*EXTRACT TO READ*:
With that he disappeared again.
This is a Scientology advert that played during the Grammys, entitled “How We Help”
I do my best with the textbook, spending a few minutes wading through its jargon. I don’t get very far before I leave it on one of the couches and move on to another display called “The Ways to Happiness”. There’s a noise behind me, and I turn around. The textbook is no longer on the couch, in fact it’s nowhere to be seen. Prominently shrink-wrapped, being unapologetically hawked are the rest of L. Ron’s books, in particular Scientology’s founding text, Dianetics. In the eerie silence they wait, hope, yearn to be bought, for all that shrink wrap to be torn away and Hubbard’s intergalactic truths to be revealed. There are no windows in here.
I feel entombed.
§§§
Before I’m lead away to take the Oxford Capacity Analysis™ test, I think about how hard it must be to set up a religion. Imagine trying it. Like anybody who’s cooking up a religion, you’re perceived as a huckster, a charlatan. It must have been far easier to offer people salvation in the context of Bronze Age Palestine, like Jesus did. L. Ron set up Scientology in the full gaze and glare of the 20th century. What Scientology offers is its freshness. It is so new, so recent. And being modern, Scientology has had a thoroughly modern treatment. It has been investigated and criticised by previous church members. It has been slammed as being little more than a miserable cult. It has been mockingly torched by South Park.

*DATA SHOWN*:
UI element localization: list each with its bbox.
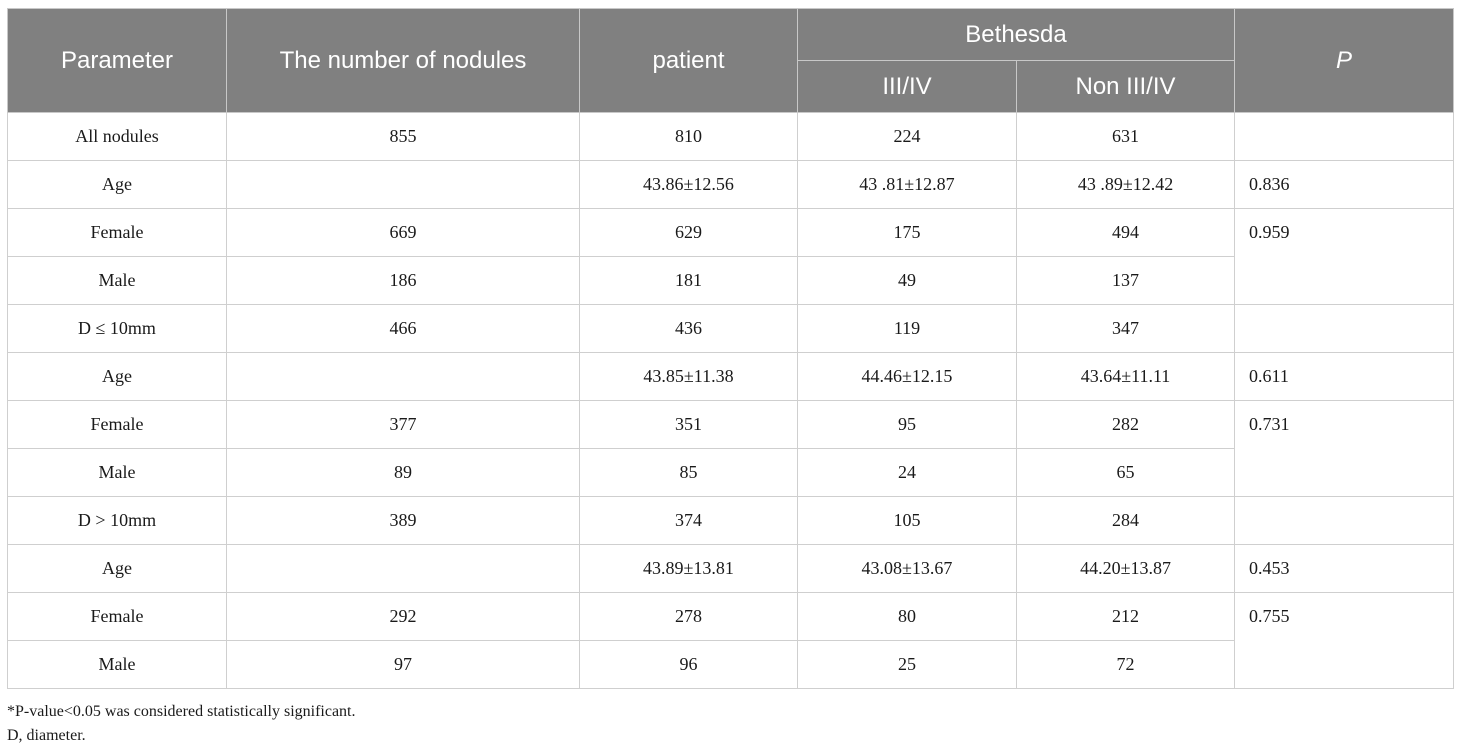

*STATED PROBLEM 1*: In the account of the Scientology visit, copy out the passage starting with "I feel entombed." and going on through "by South Park.".
*STATED PROBLEM 2*: According to the account of the Scientology visit, what is Scientology's founding text?
*STATED PROBLEM 3*: Pick up the account of the Scientology visit after its final sentence and keep writing it.

*FINAL ANSWER 1*:
I feel entombed.
§§§
Before I’m lead away to take the Oxford Capacity Analysis™ test, I think about how hard it must be to set up a religion. Imagine trying it. Like anybody who’s cooking up a religion, you’re perceived as a huckster, a charlatan. It must have been far easier to offer people salvation in the context of Bronze Age Palestine, like Jesus did. L. Ron set up Scientology in the full gaze and glare of the 20th century. What Scientology offers is its freshness. It is so new, so recent. And being modern, Scientology has had a thoroughly modern treatment. It has been investigated and criticised by previous church members. It has been slammed as being little more than a miserable cult. It has been mockingly torched by South Park.

*FINAL ANSWER 2*: Dianetics

*FINAL ANSWER 3*:
I sat down and began the test.
Questions included: “Do you keep ‘close contact’ on articles of yours which you have loaned to friends?”, “Do you enjoy activities of your own choosing?”, “Does emotional music have quite an effect on you?”, and “Do you completely condemn a person because he is a rival or opponent in some aspect of your relations with him?”
Later, with Anne, we discussed what it means to be happy. Anne didn’t say much: she lets me fill the silences. For someone I’d known for less than five minutes, she seemed keen to barge into the most fraught areas of my psyche. If I really were vulnerable or unhappy I could see how it would play out: she’d ask something vague about past traumas, let the question hang, wait for me to break down. I resisted and she asked me whether I’d like to buy a copy of Dianetics, both in book and DVD Blu-Ray form.
I politely declined.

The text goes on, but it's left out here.